### Job
For each line below that contains the string "pair", copy that line.

--- Start ---

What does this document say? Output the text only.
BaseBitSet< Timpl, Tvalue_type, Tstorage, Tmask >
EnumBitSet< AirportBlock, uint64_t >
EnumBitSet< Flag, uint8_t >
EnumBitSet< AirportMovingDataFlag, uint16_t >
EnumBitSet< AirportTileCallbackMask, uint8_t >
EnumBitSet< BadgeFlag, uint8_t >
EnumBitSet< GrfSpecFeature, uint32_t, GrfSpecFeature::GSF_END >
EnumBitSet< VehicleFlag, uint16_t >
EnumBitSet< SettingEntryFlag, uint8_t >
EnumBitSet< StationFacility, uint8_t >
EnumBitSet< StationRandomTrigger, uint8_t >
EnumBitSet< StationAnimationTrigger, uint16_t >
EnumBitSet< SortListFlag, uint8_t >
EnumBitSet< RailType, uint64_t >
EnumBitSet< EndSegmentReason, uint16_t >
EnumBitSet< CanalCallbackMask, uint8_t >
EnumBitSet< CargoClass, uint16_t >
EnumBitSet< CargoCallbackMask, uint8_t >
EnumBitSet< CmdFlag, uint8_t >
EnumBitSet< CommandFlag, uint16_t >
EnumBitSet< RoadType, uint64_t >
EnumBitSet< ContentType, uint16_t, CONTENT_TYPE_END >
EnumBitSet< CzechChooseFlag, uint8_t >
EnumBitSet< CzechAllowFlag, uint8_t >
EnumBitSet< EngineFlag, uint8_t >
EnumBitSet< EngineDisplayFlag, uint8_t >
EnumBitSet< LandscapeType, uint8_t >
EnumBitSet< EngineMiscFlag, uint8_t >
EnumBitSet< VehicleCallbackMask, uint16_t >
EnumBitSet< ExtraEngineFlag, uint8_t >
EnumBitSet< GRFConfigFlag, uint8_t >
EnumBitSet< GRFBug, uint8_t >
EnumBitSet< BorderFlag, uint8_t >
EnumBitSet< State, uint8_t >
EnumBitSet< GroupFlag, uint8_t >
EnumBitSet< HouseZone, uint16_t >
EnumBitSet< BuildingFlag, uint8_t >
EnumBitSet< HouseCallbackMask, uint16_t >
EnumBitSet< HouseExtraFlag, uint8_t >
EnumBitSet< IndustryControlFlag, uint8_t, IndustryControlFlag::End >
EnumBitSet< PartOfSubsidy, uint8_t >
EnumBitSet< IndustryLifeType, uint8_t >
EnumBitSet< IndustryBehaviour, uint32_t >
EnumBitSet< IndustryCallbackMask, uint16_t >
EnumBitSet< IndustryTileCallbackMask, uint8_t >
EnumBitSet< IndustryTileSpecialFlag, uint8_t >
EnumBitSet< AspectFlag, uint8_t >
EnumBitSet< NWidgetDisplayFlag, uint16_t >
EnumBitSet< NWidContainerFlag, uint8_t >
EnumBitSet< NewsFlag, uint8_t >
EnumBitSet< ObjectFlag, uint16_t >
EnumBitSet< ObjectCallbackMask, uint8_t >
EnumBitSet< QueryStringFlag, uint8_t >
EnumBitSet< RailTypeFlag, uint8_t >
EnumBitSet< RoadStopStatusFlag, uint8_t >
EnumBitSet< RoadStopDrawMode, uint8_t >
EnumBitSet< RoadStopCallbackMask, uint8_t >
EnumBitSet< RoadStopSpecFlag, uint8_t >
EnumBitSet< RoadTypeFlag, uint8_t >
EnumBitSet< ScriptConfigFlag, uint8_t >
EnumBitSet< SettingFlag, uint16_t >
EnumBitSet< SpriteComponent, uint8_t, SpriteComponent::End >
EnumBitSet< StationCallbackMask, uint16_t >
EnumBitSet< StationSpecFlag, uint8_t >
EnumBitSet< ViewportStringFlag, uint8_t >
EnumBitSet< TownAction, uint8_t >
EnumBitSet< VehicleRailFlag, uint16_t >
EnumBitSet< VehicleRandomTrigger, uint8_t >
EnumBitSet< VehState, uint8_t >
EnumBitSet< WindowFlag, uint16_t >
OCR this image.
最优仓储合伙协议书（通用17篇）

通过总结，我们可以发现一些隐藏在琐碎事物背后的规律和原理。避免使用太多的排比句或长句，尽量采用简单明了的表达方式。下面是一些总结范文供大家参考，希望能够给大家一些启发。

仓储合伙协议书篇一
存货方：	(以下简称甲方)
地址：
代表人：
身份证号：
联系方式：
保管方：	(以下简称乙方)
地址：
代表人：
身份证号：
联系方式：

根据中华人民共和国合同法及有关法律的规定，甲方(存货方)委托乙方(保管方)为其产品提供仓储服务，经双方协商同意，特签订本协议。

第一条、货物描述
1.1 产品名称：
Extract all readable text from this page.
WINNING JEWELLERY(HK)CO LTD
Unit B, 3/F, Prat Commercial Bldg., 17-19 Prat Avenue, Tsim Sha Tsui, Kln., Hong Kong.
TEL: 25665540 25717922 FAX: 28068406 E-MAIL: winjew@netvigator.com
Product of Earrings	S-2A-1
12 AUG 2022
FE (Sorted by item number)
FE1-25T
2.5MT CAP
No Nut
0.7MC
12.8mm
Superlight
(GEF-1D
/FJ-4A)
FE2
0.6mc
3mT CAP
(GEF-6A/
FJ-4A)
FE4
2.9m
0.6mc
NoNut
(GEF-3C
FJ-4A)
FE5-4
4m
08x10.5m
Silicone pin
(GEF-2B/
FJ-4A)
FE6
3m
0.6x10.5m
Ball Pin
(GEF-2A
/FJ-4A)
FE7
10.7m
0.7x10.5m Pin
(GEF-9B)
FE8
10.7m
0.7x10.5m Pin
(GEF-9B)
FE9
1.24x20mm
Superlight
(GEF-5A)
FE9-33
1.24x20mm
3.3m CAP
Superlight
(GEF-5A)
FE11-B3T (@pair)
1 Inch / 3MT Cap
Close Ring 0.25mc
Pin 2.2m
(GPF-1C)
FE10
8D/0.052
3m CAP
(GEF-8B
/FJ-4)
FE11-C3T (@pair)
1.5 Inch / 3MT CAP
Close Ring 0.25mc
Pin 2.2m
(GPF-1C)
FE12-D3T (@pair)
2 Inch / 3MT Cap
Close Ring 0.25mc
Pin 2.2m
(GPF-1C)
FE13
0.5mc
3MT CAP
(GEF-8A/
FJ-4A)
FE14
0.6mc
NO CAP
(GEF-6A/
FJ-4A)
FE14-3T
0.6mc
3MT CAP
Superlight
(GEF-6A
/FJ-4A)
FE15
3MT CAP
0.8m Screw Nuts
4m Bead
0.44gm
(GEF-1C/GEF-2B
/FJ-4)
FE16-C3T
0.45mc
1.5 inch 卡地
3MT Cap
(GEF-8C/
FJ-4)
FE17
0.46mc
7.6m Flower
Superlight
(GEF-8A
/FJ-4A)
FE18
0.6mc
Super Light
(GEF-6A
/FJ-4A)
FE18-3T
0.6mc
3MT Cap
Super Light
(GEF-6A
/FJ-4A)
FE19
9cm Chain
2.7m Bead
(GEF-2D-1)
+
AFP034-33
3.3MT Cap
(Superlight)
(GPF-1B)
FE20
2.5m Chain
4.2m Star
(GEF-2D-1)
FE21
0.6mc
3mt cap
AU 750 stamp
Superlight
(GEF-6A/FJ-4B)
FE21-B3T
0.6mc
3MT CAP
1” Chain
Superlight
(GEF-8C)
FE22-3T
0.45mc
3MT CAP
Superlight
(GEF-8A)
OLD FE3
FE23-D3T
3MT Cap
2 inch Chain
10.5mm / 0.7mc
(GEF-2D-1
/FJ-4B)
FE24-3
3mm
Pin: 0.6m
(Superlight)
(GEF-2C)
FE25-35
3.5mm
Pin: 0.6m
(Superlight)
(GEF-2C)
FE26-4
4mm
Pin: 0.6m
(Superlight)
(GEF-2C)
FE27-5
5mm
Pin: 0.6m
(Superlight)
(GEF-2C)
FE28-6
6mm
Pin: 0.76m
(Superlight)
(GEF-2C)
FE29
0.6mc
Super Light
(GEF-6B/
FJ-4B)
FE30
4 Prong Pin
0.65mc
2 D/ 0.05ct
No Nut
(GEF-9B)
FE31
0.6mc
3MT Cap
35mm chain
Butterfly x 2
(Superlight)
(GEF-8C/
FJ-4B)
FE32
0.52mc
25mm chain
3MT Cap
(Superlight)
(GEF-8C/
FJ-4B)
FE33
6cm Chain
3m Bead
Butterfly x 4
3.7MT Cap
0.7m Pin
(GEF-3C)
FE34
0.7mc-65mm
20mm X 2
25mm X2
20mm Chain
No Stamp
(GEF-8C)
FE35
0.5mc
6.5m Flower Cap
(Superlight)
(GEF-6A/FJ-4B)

--- End ---

### Result
FE11-B3T (@pair)
FE11-C3T (@pair)
FE12-D3T (@pair)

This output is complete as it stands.